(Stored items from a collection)
= = = =

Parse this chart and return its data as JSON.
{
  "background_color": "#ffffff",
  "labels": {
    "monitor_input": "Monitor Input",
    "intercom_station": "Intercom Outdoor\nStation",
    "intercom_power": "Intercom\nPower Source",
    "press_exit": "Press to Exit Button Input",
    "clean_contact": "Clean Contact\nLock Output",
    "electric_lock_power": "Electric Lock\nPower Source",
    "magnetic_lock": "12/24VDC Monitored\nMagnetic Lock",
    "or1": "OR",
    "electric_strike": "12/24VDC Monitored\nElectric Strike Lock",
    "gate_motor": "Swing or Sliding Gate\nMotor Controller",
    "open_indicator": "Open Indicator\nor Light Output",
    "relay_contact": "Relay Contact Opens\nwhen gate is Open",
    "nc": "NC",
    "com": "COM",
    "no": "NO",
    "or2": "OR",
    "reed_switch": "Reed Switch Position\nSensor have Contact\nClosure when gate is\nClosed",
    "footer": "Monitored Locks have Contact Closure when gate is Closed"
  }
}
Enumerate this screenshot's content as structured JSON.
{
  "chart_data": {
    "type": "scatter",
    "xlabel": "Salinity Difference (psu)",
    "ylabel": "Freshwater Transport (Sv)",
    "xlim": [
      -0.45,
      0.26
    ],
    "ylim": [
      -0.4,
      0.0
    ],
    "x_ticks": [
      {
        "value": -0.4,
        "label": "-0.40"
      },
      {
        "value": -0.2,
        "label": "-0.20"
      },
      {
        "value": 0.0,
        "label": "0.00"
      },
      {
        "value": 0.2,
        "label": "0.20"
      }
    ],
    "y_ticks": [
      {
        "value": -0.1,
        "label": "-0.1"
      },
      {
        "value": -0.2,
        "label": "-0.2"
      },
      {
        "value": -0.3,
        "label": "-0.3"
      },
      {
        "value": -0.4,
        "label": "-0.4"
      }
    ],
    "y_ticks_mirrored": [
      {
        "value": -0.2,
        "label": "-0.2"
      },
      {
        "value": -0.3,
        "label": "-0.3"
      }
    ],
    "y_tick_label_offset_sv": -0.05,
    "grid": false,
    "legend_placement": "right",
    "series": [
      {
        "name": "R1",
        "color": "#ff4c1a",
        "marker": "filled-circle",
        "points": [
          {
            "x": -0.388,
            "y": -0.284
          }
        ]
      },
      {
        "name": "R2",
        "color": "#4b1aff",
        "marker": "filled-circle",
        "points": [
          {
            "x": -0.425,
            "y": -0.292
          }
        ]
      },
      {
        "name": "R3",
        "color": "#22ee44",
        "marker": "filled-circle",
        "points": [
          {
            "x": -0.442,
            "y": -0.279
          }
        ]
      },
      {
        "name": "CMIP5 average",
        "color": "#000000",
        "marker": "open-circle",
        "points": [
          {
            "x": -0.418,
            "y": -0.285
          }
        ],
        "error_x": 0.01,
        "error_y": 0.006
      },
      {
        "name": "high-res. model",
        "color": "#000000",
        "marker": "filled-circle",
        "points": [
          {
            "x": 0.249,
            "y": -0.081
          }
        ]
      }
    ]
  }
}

= = = =

EXERCISE PROMPT
Retype all of the data shown above, word for word.

TASK RESPONSE
Parse this chart and return its data as JSON.
{
  "background_color": "#ffffff",
  "labels": {
    "monitor_input": "Monitor Input",
    "intercom_station": "Intercom Outdoor\nStation",
    "intercom_power": "Intercom\nPower Source",
    "press_exit": "Press to Exit Button Input",
    "clean_contact": "Clean Contact\nLock Output",
    "electric_lock_power": "Electric Lock\nPower Source",
    "magnetic_lock": "12/24VDC Monitored\nMagnetic Lock",
    "or1": "OR",
    "electric_strike": "12/24VDC Monitored\nElectric Strike Lock",
    "gate_motor": "Swing or Sliding Gate\nMotor Controller",
    "open_indicator": "Open Indicator\nor Light Output",
    "relay_contact": "Relay Contact Opens\nwhen gate is Open",
    "nc": "NC",
    "com": "COM",
    "no": "NO",
    "or2": "OR",
    "reed_switch": "Reed Switch Position\nSensor have Contact\nClosure when gate is\nClosed",
    "footer": "Monitored Locks have Contact Closure when gate is Closed"
  }
}
Enumerate this screenshot's content as structured JSON.
{
  "chart_data": {
    "type": "scatter",
    "xlabel": "Salinity Difference (psu)",
    "ylabel": "Freshwater Transport (Sv)",
    "xlim": [
      -0.45,
      0.26
    ],
    "ylim": [
      -0.4,
      0.0
    ],
    "x_ticks": [
      {
        "value": -0.4,
        "label": "-0.40"
      },
      {
        "value": -0.2,
        "label": "-0.20"
      },
      {
        "value": 0.0,
        "label": "0.00"
      },
      {
        "value": 0.2,
        "label": "0.20"
      }
    ],
    "y_ticks": [
      {
        "value": -0.1,
        "label": "-0.1"
      },
      {
        "value": -0.2,
        "label": "-0.2"
      },
      {
        "value": -0.3,
        "label": "-0.3"
      },
      {
        "value": -0.4,
        "label": "-0.4"
      }
    ],
    "y_ticks_mirrored": [
      {
        "value": -0.2,
        "label": "-0.2"
      },
      {
        "value": -0.3,
        "label": "-0.3"
      }
    ],
    "y_tick_label_offset_sv": -0.05,
    "grid": false,
    "legend_placement": "right",
    "series": [
      {
        "name": "R1",
        "color": "#ff4c1a",
        "marker": "filled-circle",
        "points": [
          {
            "x": -0.388,
            "y": -0.284
          }
        ]
      },
      {
        "name": "R2",
        "color": "#4b1aff",
        "marker": "filled-circle",
        "points": [
          {
            "x": -0.425,
            "y": -0.292
          }
        ]
      },
      {
        "name": "R3",
        "color": "#22ee44",
        "marker": "filled-circle",
        "points": [
          {
            "x": -0.442,
            "y": -0.279
          }
        ]
      },
      {
        "name": "CMIP5 average",
        "color": "#000000",
        "marker": "open-circle",
        "points": [
          {
            "x": -0.418,
            "y": -0.285
          }
        ],
        "error_x": 0.01,
        "error_y": 0.006
      },
      {
        "name": "high-res. model",
        "color": "#000000",
        "marker": "filled-circle",
        "points": [
          {
            "x": 0.249,
            "y": -0.081
          }
        ]
      }
    ]
  }
}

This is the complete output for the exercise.